## DIRECTIONS
Output the lines between the line containing "wire stub from junction — [216, 92, 218, 139]" and the line containing "resistor R3 (pack) — [260, 62, 267, 84]", inclusive, as a JSON list of strings, one string per line, with blank lines omitted.

Annotated region listings:
·····

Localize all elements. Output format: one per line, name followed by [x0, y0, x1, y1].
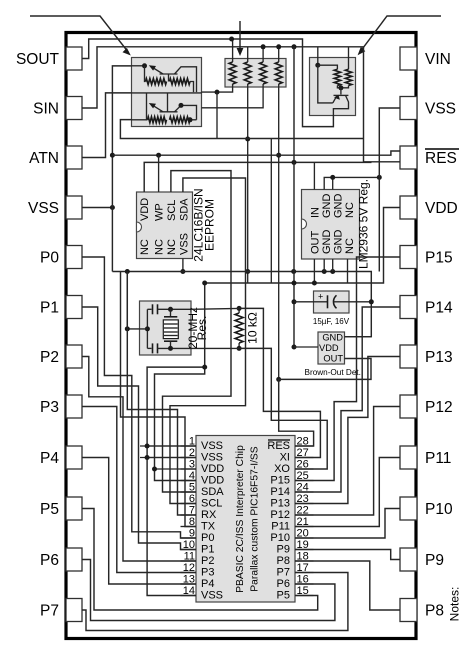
wire stub from junction — [216, 92, 218, 139]
svg-text:VDD: VDD — [139, 198, 151, 221]
svg-text:EEPROM: EEPROM — [203, 199, 217, 251]
svg-text:P6: P6 — [277, 578, 290, 590]
wire resonator top node — [147, 308, 151, 310]
resistor R3 (pack) — [260, 62, 267, 84]
transistor pair box Q1/Q2 (serial interface) — [132, 58, 202, 127]
svg-text:GND: GND — [333, 194, 345, 219]
pin P7 (left header) — [40, 599, 82, 622]
pin P1 (left header) — [40, 296, 82, 319]
wire R1 bottom to Q2 collector — [202, 84, 233, 92]
svg-text:VDD: VDD — [201, 463, 224, 475]
svg-text:Brown-Out Det.: Brown-Out Det. — [305, 368, 361, 377]
callout arrow to resistor pack — [237, 21, 244, 56]
wire P5 run — [82, 509, 318, 611]
chip pin 16 stub — [295, 583, 314, 585]
chip pin 19 stub — [295, 549, 314, 551]
svg-text:NC: NC — [344, 238, 356, 254]
svg-text:P0: P0 — [201, 532, 214, 544]
wire R3 top — [262, 47, 264, 62]
resonator label — [186, 307, 209, 349]
chip pin 12 stub — [181, 572, 197, 574]
wire R2a left riser — [147, 93, 148, 120]
chip pin 20 stub — [295, 537, 314, 539]
svg-text:XO: XO — [274, 463, 290, 475]
pin P6 (left header) — [40, 548, 82, 571]
wire crystal bottom leg — [170, 342, 172, 349]
junction — [110, 205, 115, 210]
svg-text:P14: P14 — [270, 486, 290, 498]
svg-text:NC: NC — [344, 202, 356, 218]
pin P11 (right header) — [400, 446, 451, 469]
svg-text:10 kΩ: 10 kΩ — [246, 312, 260, 344]
wire pin1 link — [147, 445, 196, 447]
callout line to VIN transistor — [358, 16, 441, 55]
svg-text:VSS: VSS — [201, 440, 223, 452]
svg-text:P4: P4 — [40, 450, 59, 467]
svg-text:IN: IN — [310, 207, 322, 218]
wire R4 top — [278, 47, 280, 62]
svg-text:LM2936 5V Reg.: LM2936 5V Reg. — [357, 179, 371, 269]
chip pin 17 stub — [295, 572, 314, 574]
svg-text:P5: P5 — [277, 590, 290, 602]
wire resonator entry branch — [127, 328, 147, 330]
junction — [292, 44, 297, 49]
junction — [292, 281, 297, 286]
VIN transistor box Q3 — [310, 58, 356, 116]
svg-text:NC: NC — [154, 239, 166, 255]
svg-text:P9: P9 — [425, 552, 444, 569]
wire SOUT to Q3 — [82, 39, 333, 127]
svg-text:P11: P11 — [271, 521, 290, 533]
wire Q1 bottom long — [120, 120, 363, 139]
svg-text:SOUT: SOUT — [16, 51, 60, 68]
junction — [188, 117, 193, 122]
chip pin 25 stub — [295, 480, 314, 482]
wire C2 to crystal bottom — [158, 347, 192, 349]
svg-text:VSS: VSS — [201, 452, 223, 464]
wire trunk x112 to VSS rail — [112, 66, 131, 272]
wire EEPROM VSS pin — [182, 259, 184, 272]
svg-text:P15: P15 — [270, 475, 290, 487]
resistor 10 kOhm — [235, 313, 243, 343]
svg-text:P15: P15 — [425, 250, 453, 267]
wire resonator bottom node — [147, 347, 151, 349]
wire 10k top — [238, 308, 240, 313]
svg-text:P12: P12 — [425, 399, 453, 416]
wire Q3 R5 feed — [318, 65, 338, 69]
chip pin 8 stub — [181, 526, 197, 528]
wire 10k bottom — [238, 343, 240, 348]
junction — [292, 160, 297, 165]
wire rail2 to LM bottom — [347, 259, 349, 283]
resistor R5 — [334, 69, 340, 85]
svg-text:VDD: VDD — [319, 343, 339, 353]
wire XO run — [239, 348, 327, 469]
junction — [179, 103, 184, 108]
capacitor C1 — [153, 304, 158, 314]
wire resonator left rail — [146, 309, 148, 348]
svg-text:P8: P8 — [277, 555, 290, 567]
resistor R1a — [146, 79, 167, 85]
junction — [261, 44, 266, 49]
chip pin 22 stub — [295, 514, 314, 516]
junction — [202, 365, 207, 370]
capacitor C3 15uF box — [314, 291, 350, 313]
svg-text:RES: RES — [267, 440, 290, 452]
wire P7 run — [82, 573, 348, 631]
chip pin 13 stub — [181, 583, 197, 585]
pin P8 (right header) — [400, 599, 444, 622]
wire resonator entry drop — [126, 272, 128, 329]
wire R3 bottom return to Q2 base — [202, 84, 264, 108]
junction — [276, 44, 281, 49]
voltage regulator U3 LM2936 — [302, 190, 360, 260]
wire pin2 link — [140, 457, 196, 459]
resistor R6 — [345, 69, 351, 85]
crystal plate bottom — [164, 340, 177, 342]
svg-text:TX: TX — [201, 521, 216, 533]
wire LM2936 GND top pin2 — [332, 177, 334, 189]
pin RES (right header) — [400, 146, 459, 169]
wire P15 run — [295, 257, 400, 481]
resistor R4 (pack) — [275, 62, 282, 84]
wire Q3 left entry — [317, 47, 319, 65]
svg-text:SDA: SDA — [178, 198, 190, 221]
chip pin 21 stub — [295, 526, 314, 528]
svg-text:VSS: VSS — [28, 200, 59, 217]
wire crystal top leg — [170, 309, 172, 316]
chip pin 7 stub — [181, 514, 197, 516]
wire pin2 link — [147, 457, 196, 459]
svg-text:NC: NC — [139, 239, 151, 255]
svg-text:P1: P1 — [40, 300, 59, 317]
svg-text:VDD: VDD — [201, 475, 224, 487]
wire Q3 collector drop — [340, 88, 342, 95]
chip pin 1 stub — [181, 445, 197, 447]
wire brown-out OUT to RES pin28 — [279, 359, 371, 447]
junction — [377, 175, 382, 180]
pin P15 (right header) — [400, 246, 453, 269]
wire P10 run — [295, 509, 400, 539]
junction — [245, 137, 250, 142]
svg-text:P7: P7 — [40, 603, 59, 620]
svg-text:SDA: SDA — [201, 486, 224, 498]
pin P4 (left header) — [40, 446, 82, 469]
svg-text:P0: P0 — [40, 250, 59, 267]
pin P2 (left header) — [40, 345, 82, 368]
chip pin 27 stub — [295, 457, 314, 459]
junction — [312, 281, 317, 286]
interpreter chip U1 box — [196, 436, 295, 603]
wire P0 run — [82, 257, 196, 538]
svg-text:+: + — [318, 292, 323, 302]
junction — [142, 63, 147, 68]
chip pin 15 stub — [295, 595, 314, 597]
capacitor C2 — [153, 343, 158, 353]
svg-text:P6: P6 — [40, 552, 59, 569]
svg-text:P10: P10 — [270, 532, 290, 544]
wire VSS rail horizontal — [112, 272, 371, 337]
chip pin 6 stub — [181, 503, 197, 505]
svg-text:NC: NC — [166, 239, 178, 255]
junction — [168, 346, 173, 351]
resistor R2a — [148, 117, 167, 123]
svg-text:SIN: SIN — [33, 101, 59, 118]
svg-text:VIN: VIN — [425, 51, 451, 68]
junction — [229, 37, 234, 42]
junction — [292, 345, 297, 350]
chip pin 24 stub — [295, 491, 314, 493]
wire P13 run — [295, 357, 400, 504]
crystal body — [163, 320, 178, 339]
svg-text:GND: GND — [321, 230, 333, 255]
wire P14 run — [295, 307, 400, 492]
wire Q1 entry rail — [132, 65, 145, 67]
wire VSS right to rail — [379, 108, 400, 272]
svg-text:P3: P3 — [201, 567, 214, 579]
svg-text:Res.: Res. — [195, 316, 209, 341]
EEPROM U2 24LC16B — [137, 192, 193, 259]
wire XI run — [239, 308, 320, 457]
wire Q3 right entry — [348, 47, 350, 69]
junction — [291, 269, 296, 274]
wire EEPROM SDA to chip pin6 — [170, 178, 246, 504]
wire brown-out GND — [345, 336, 372, 338]
pin P10 (right header) — [400, 497, 453, 520]
wire EEPROM VDD line — [144, 162, 371, 192]
svg-text:VSS: VSS — [201, 590, 223, 602]
junction — [110, 153, 115, 158]
EEPROM pin NC labels — [139, 239, 178, 255]
wire P8 run — [295, 561, 400, 610]
svg-text:Parallax custom PIC16F57-I/SS: Parallax custom PIC16F57-I/SS — [250, 446, 261, 591]
junction — [245, 269, 250, 274]
chip pin 23 stub — [295, 503, 314, 505]
pin P14 (right header) — [400, 296, 453, 319]
wire pin7 feed — [127, 272, 196, 516]
svg-text:15µF, 16V: 15µF, 16V — [313, 317, 350, 326]
resistor R2 (pack) — [244, 62, 251, 84]
svg-text:XI: XI — [280, 452, 290, 464]
junction — [168, 307, 173, 312]
svg-text:P13: P13 — [270, 498, 290, 510]
callout line to serial transistor pair — [30, 16, 131, 56]
junction — [330, 175, 335, 180]
pin SIN (left header) — [33, 97, 82, 120]
junction — [145, 326, 150, 331]
wire Q3 base drop — [318, 65, 333, 103]
wire brown-out VDD — [294, 346, 318, 348]
chip pin 14 stub — [181, 595, 197, 597]
transistor Q3 — [333, 95, 349, 116]
wire pin8 feed — [121, 272, 197, 527]
junction — [292, 299, 297, 304]
resistor R2b — [170, 117, 191, 123]
brown-out detector U4 box — [318, 332, 345, 364]
wire LM2936 OUT pin — [313, 259, 315, 283]
junction — [180, 269, 185, 274]
svg-text:P1: P1 — [201, 544, 214, 556]
wire LM2936 GND top pins — [324, 177, 379, 189]
wire VSS feed to chip — [155, 283, 205, 481]
svg-text:OUT: OUT — [323, 354, 343, 364]
wire P1 run — [82, 307, 196, 550]
junction — [125, 326, 130, 331]
svg-text:P13: P13 — [425, 349, 453, 366]
wire pin1 link — [140, 445, 196, 447]
junction — [156, 153, 161, 158]
pin SOUT (left header) — [16, 47, 82, 70]
chip pin 10 stub — [181, 549, 197, 551]
wire VDD rail2 — [205, 208, 400, 284]
pin ATN (left header) — [29, 146, 82, 169]
wire LM2936 IN pin — [313, 162, 315, 189]
pin P12 (right header) — [400, 395, 453, 418]
junction — [338, 85, 343, 90]
chip pin 5 stub — [181, 491, 197, 493]
svg-text:Notes:: Notes: — [448, 587, 462, 622]
capacitor C3 symbol — [314, 292, 349, 309]
svg-text:P12: P12 — [270, 509, 290, 521]
wire VSS left ring — [82, 207, 112, 209]
svg-text:GND: GND — [333, 230, 345, 255]
wire P11 run — [295, 458, 400, 527]
junction — [145, 455, 150, 460]
svg-text:PBASIC 2C/ISS Interpreter Chip: PBASIC 2C/ISS Interpreter Chip — [235, 445, 246, 593]
junction — [330, 269, 335, 274]
svg-text:P8: P8 — [425, 603, 444, 620]
wire Q1 emitter drop — [145, 66, 146, 82]
svg-text:P3: P3 — [40, 399, 59, 416]
wire R2 bottom — [247, 84, 249, 283]
svg-text:ATN: ATN — [29, 150, 59, 167]
wire VSS branch pins 1-2-14 — [147, 367, 205, 595]
svg-text:P7: P7 — [277, 567, 290, 579]
wire cap C3 link right — [349, 301, 371, 303]
svg-text:OUT: OUT — [310, 231, 322, 255]
svg-text:P5: P5 — [40, 501, 59, 518]
junction — [369, 299, 374, 304]
wire R2a left exit — [132, 119, 148, 121]
wire ATN to Q2 base — [82, 93, 132, 158]
svg-text:P9: P9 — [277, 544, 290, 556]
wire pin3 link — [155, 468, 197, 470]
junction — [237, 346, 242, 351]
crystal plate top — [164, 316, 177, 318]
junction — [125, 269, 130, 274]
wire cap C3 link left — [294, 301, 314, 303]
wire WP/RES line — [112, 151, 400, 155]
junction — [215, 90, 220, 95]
chip pin 28 stub — [295, 445, 314, 447]
wire LM2936 GND bottom pins — [323, 259, 325, 272]
svg-text:RES: RES — [425, 150, 457, 167]
pin VIN (right header) — [400, 47, 451, 70]
chip pin 9 stub — [181, 537, 197, 539]
transistor Q1 — [149, 65, 197, 92]
svg-text:VDD: VDD — [425, 200, 458, 217]
svg-text:P14: P14 — [425, 300, 453, 317]
pin P9 (right header) — [400, 548, 444, 571]
svg-text:GND: GND — [322, 333, 343, 343]
wire R4 bottom — [278, 84, 280, 379]
wire XI from resonator — [191, 307, 239, 310]
svg-text:VSS: VSS — [425, 101, 456, 118]
wire P3 run — [82, 407, 196, 573]
pin P3 (left header) — [40, 395, 82, 418]
svg-text:P11: P11 — [425, 450, 451, 467]
pin P5 (left header) — [40, 497, 82, 520]
junction — [152, 467, 157, 472]
resonator X1 box — [140, 301, 192, 355]
svg-text:P2: P2 — [40, 349, 59, 366]
wire VDD trunk x294 — [293, 47, 295, 347]
wire R1 top — [232, 39, 234, 62]
resistor pack box — [225, 59, 286, 88]
wire C1 to crystal top — [158, 308, 192, 310]
junction — [315, 63, 320, 68]
wire y139 drop — [270, 139, 272, 284]
junction — [276, 377, 281, 382]
transistor Q2 — [149, 93, 197, 120]
junction — [276, 153, 281, 158]
wire P6 run — [82, 560, 335, 621]
wire R2 top — [247, 47, 249, 62]
pin P0 (left header) — [40, 246, 82, 269]
pin P13 (right header) — [400, 345, 453, 368]
chip pin 18 stub — [295, 560, 314, 562]
svg-text:P10: P10 — [425, 501, 453, 518]
junction — [202, 281, 207, 286]
svg-text:SCL: SCL — [166, 200, 178, 221]
resistor R1 (pack) — [229, 62, 236, 84]
wire SIN rail to RES — [82, 47, 400, 162]
pin VSS (left header) — [28, 196, 82, 219]
wire EEPROM WP pin — [158, 155, 160, 192]
wire LM2936 GND bottom pin2 — [332, 259, 334, 272]
pin VSS (right header) — [400, 97, 456, 120]
svg-text:VSS: VSS — [178, 233, 190, 255]
chip pin 3 stub — [181, 468, 197, 470]
wire Q2 base rail — [132, 92, 202, 94]
wire R1b right leg — [190, 82, 194, 93]
svg-text:P4: P4 — [201, 578, 214, 590]
chip pin 28 name RES — [267, 440, 290, 452]
chip pin 26 stub — [295, 468, 314, 470]
resistor R1b — [170, 79, 191, 85]
junction — [237, 306, 242, 311]
wire R5/R6 tie — [337, 86, 348, 88]
svg-text:SCL: SCL — [201, 498, 222, 510]
wire EEPROM SCL to chip pin5 — [163, 171, 232, 492]
wire P12 run — [295, 407, 400, 516]
chip pin 2 stub — [181, 457, 197, 459]
chip pin 4 stub — [181, 480, 197, 482]
wire P4 run — [82, 458, 196, 585]
svg-text:GND: GND — [321, 194, 333, 219]
chip pin 11 stub — [181, 560, 197, 562]
wire P2 run — [82, 357, 196, 562]
pin VDD (right header) — [400, 196, 458, 219]
wire XO from resonator — [191, 347, 239, 349]
junction — [322, 269, 327, 274]
wire P9 run — [295, 550, 400, 560]
svg-text:WP: WP — [154, 203, 166, 221]
wire R2b right join — [190, 119, 197, 121]
junction — [145, 444, 150, 449]
svg-text:RX: RX — [201, 509, 217, 521]
svg-text:P2: P2 — [201, 555, 214, 567]
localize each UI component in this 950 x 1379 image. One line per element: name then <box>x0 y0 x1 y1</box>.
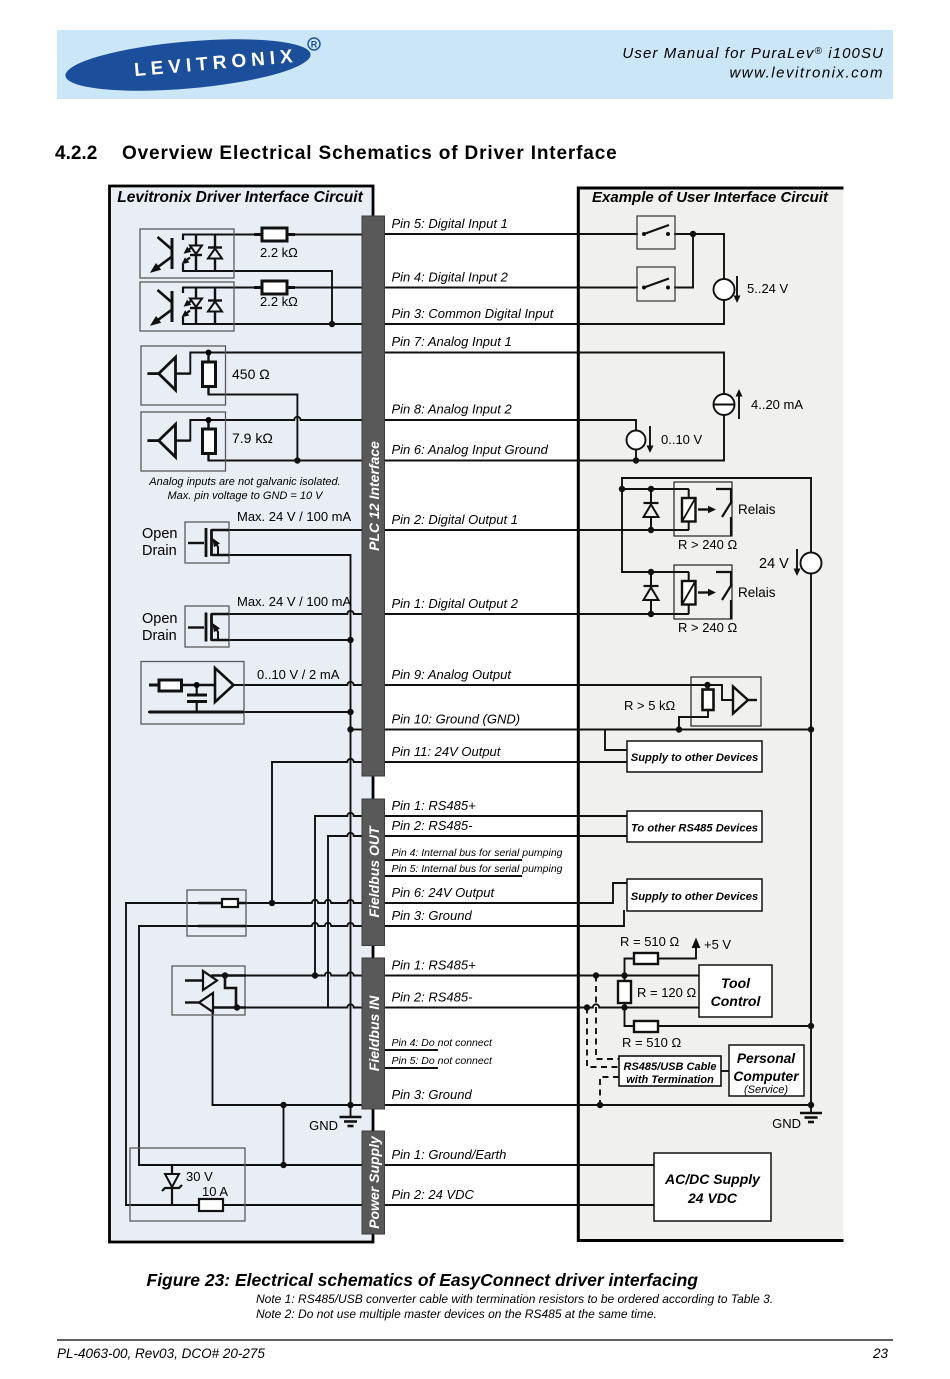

·····

## TASK RESPONSE
[
  "wire stub from junction — [216, 92, 218, 139]",
  "svg-text:VDD: VDD — [139, 198, 151, 221]",
  "svg-text:EEPROM: EEPROM — [203, 199, 217, 251]",
  "svg-text:P6: P6 — [277, 578, 290, 590]",
  "wire resonator top node — [147, 308, 151, 310]",
  "resistor R3 (pack) — [260, 62, 267, 84]"
]